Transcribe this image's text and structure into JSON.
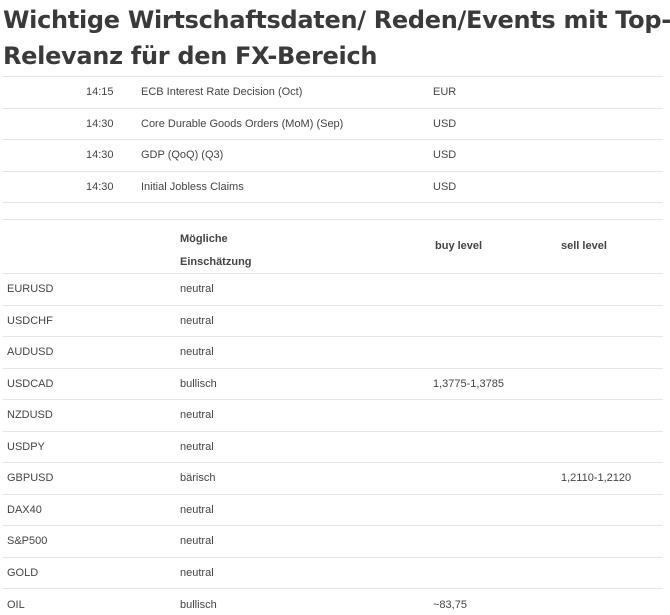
{
  "title": {
    "line1": "Wichtige Wirtschaftsdaten/ Reden/Events mit Top-",
    "line2": "Relevanz für den FX-Bereich"
  },
  "events": [
    {
      "time": "14:15",
      "event": "ECB Interest Rate Decision (Oct)",
      "currency": "EUR"
    },
    {
      "time": "14:30",
      "event": "Core Durable Goods Orders (MoM) (Sep)",
      "currency": "USD"
    },
    {
      "time": "14:30",
      "event": "GDP (QoQ) (Q3)",
      "currency": "USD"
    },
    {
      "time": "14:30",
      "event": "Initial Jobless Claims",
      "currency": "USD"
    }
  ],
  "assessment_table": {
    "headers": {
      "einschaetzung_line1": "Mögliche",
      "einschaetzung_line2": "Einschätzung",
      "buy": "buy level",
      "sell": "sell level"
    },
    "rows": [
      {
        "pair": "EURUSD",
        "assessment": "neutral",
        "buy": "",
        "sell": ""
      },
      {
        "pair": "USDCHF",
        "assessment": "neutral",
        "buy": "",
        "sell": ""
      },
      {
        "pair": "AUDUSD",
        "assessment": "neutral",
        "buy": "",
        "sell": ""
      },
      {
        "pair": "USDCAD",
        "assessment": "bullisch",
        "buy": "1,3775-1,3785",
        "sell": ""
      },
      {
        "pair": "NZDUSD",
        "assessment": "neutral",
        "buy": "",
        "sell": ""
      },
      {
        "pair": "USDPY",
        "assessment": "neutral",
        "buy": "",
        "sell": ""
      },
      {
        "pair": "GBPUSD",
        "assessment": "bärisch",
        "buy": "",
        "sell": "1,2110-1,2120"
      },
      {
        "pair": "DAX40",
        "assessment": "neutral",
        "buy": "",
        "sell": ""
      },
      {
        "pair": "S&P500",
        "assessment": "neutral",
        "buy": "",
        "sell": ""
      },
      {
        "pair": "GOLD",
        "assessment": "neutral",
        "buy": "",
        "sell": ""
      },
      {
        "pair": "OIL",
        "assessment": "bullisch",
        "buy": "~83,75",
        "sell": ""
      }
    ]
  }
}
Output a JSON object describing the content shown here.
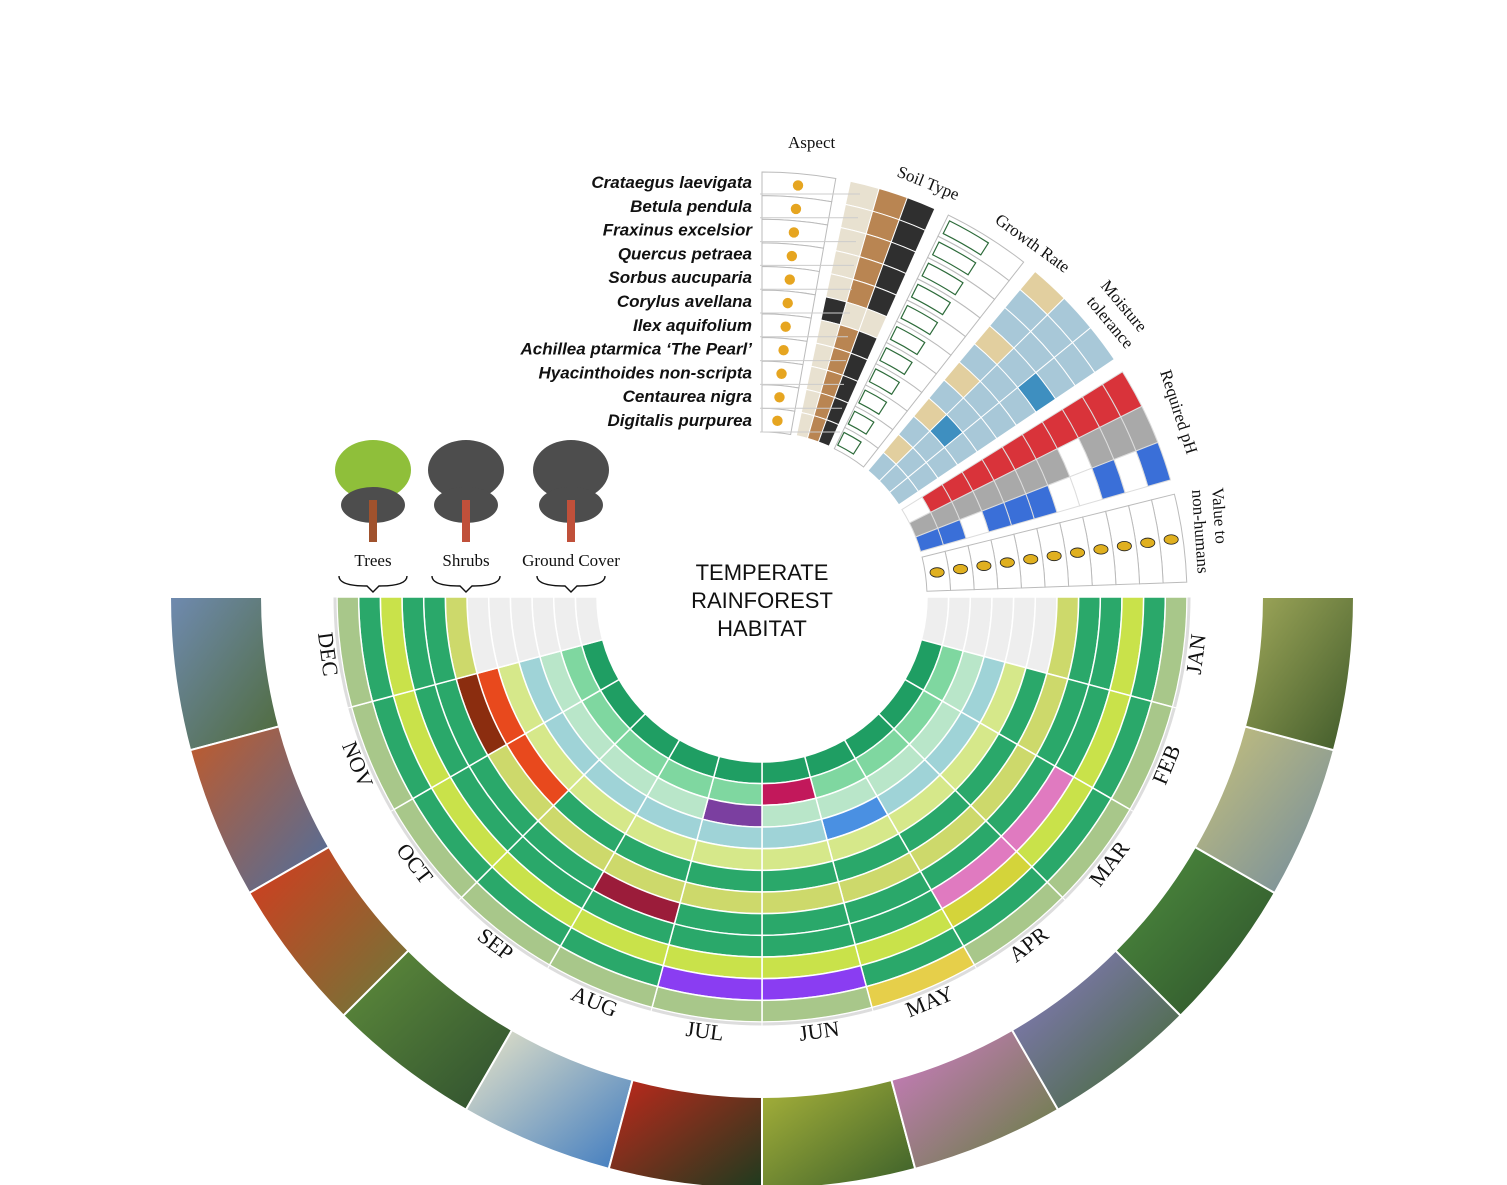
{
  "title_lines": [
    "TEMPERATE",
    "RAINFOREST",
    "HABITAT"
  ],
  "column_headers": {
    "aspect": "Aspect",
    "soil_type": "Soil Type",
    "growth_rate": "Growth Rate",
    "moisture": [
      "Moisture",
      "tolerance"
    ],
    "ph": "Required pH",
    "value": [
      "Value to",
      "non-humans"
    ]
  },
  "species": [
    "Crataegus laevigata",
    "Betula pendula",
    "Fraxinus excelsior",
    "Quercus petraea",
    "Sorbus aucuparia",
    "Corylus avellana",
    "Ilex aquifolium",
    "Achillea ptarmica ‘The Pearl’",
    "Hyacinthoides non-scripta",
    "Centaurea nigra",
    "Digitalis purpurea"
  ],
  "layers": [
    {
      "label": "Trees",
      "highlight": "#8fbf3a"
    },
    {
      "label": "Shrubs",
      "highlight": "#4d4d4d"
    },
    {
      "label": "Ground Cover",
      "highlight": "#4d4d4d"
    }
  ],
  "months": [
    "JAN",
    "FEB",
    "MAR",
    "APR",
    "MAY",
    "JUN",
    "JUL",
    "AUG",
    "SEP",
    "OCT",
    "NOV",
    "DEC"
  ],
  "ring_colors": [
    "#1f9e63",
    "#7fd7a0",
    "#b9e6c9",
    "#9fd3d7",
    "#d6e88a",
    "#2aa86a",
    "#cdd96b",
    "#2aa86a",
    "#2aa86a",
    "#c9e24a",
    "#2aa86a",
    "#a8c78a"
  ],
  "seasonal_accents": [
    {
      "ring": 0,
      "months": [
        "JUL",
        "JUN"
      ],
      "color": "#1f9e63"
    },
    {
      "ring": 1,
      "months": [
        "JUN"
      ],
      "color": "#c2185b"
    },
    {
      "ring": 2,
      "months": [
        "JUL"
      ],
      "color": "#7b3fa0"
    },
    {
      "ring": 3,
      "months": [
        "MAY"
      ],
      "color": "#4a90e2"
    },
    {
      "ring": 5,
      "months": [
        "NOV",
        "OCT"
      ],
      "color": "#e8491d"
    },
    {
      "ring": 6,
      "months": [
        "NOV"
      ],
      "color": "#8b2d0f"
    },
    {
      "ring": 7,
      "months": [
        "AUG"
      ],
      "color": "#9b1c3a"
    },
    {
      "ring": 8,
      "months": [
        "MAR",
        "APR"
      ],
      "color": "#e07ac0"
    },
    {
      "ring": 9,
      "months": [
        "APR"
      ],
      "color": "#d4d43a"
    },
    {
      "ring": 10,
      "months": [
        "JUL",
        "JUN"
      ],
      "color": "#8a3df2"
    },
    {
      "ring": 11,
      "months": [
        "MAY"
      ],
      "color": "#e6cf4a"
    }
  ],
  "photos": [
    {
      "name": "bare-tree-photo",
      "colors": [
        "#6f8ab0",
        "#4f6b3a"
      ]
    },
    {
      "name": "orange-tree-photo",
      "colors": [
        "#c15a2a",
        "#4c6fa0"
      ]
    },
    {
      "name": "red-berries-photo",
      "colors": [
        "#d63a1e",
        "#6a7a3a"
      ]
    },
    {
      "name": "green-tree-photo",
      "colors": [
        "#5f8d3b",
        "#2f4f2f"
      ]
    },
    {
      "name": "white-flowers-photo",
      "colors": [
        "#e9e5c8",
        "#3d7ac0"
      ]
    },
    {
      "name": "holly-photo",
      "colors": [
        "#c0281c",
        "#1d3b1e"
      ]
    },
    {
      "name": "yellow-flowers-photo",
      "colors": [
        "#a9b33a",
        "#3a5f2a"
      ]
    },
    {
      "name": "foxglove-photo",
      "colors": [
        "#d27ac8",
        "#5f7f3a"
      ]
    },
    {
      "name": "bluebell-photo",
      "colors": [
        "#8a7ac8",
        "#3f6a2a"
      ]
    },
    {
      "name": "leaves-photo",
      "colors": [
        "#4f8f3f",
        "#2c4f2a"
      ]
    },
    {
      "name": "catkins-photo",
      "colors": [
        "#c9c27a",
        "#6f8aa0"
      ]
    },
    {
      "name": "shrub-photo",
      "colors": [
        "#a0a85a",
        "#3f5a2a"
      ]
    }
  ],
  "colors": {
    "soil_sand": "#e8e1d0",
    "soil_clay": "#b98552",
    "soil_dark": "#2f2f2f",
    "moisture": "#a8c8d8",
    "moisture_dry": "#e2cf9f",
    "moisture_wet": "#3e8fc0",
    "ph_acid": "#d9333a",
    "ph_neutral": "#a9a9a9",
    "ph_alkaline": "#3a6fd8",
    "growth": "#2d6b3a",
    "sun": "#e6a520"
  }
}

_ _ _

▶ [What the task requires]
Gather all lines of the records that include the word "pair".

▶ [In response]
        "pair": "EURUSD",
        "pair": "USDCHF",
        "pair": "AUDUSD",
        "pair": "USDCAD",
        "pair": "NZDUSD",
        "pair": "USDPY",
        "pair": "GBPUSD",
        "pair": "DAX40",
        "pair": "S&P500",
        "pair": "GOLD",
        "pair": "OIL",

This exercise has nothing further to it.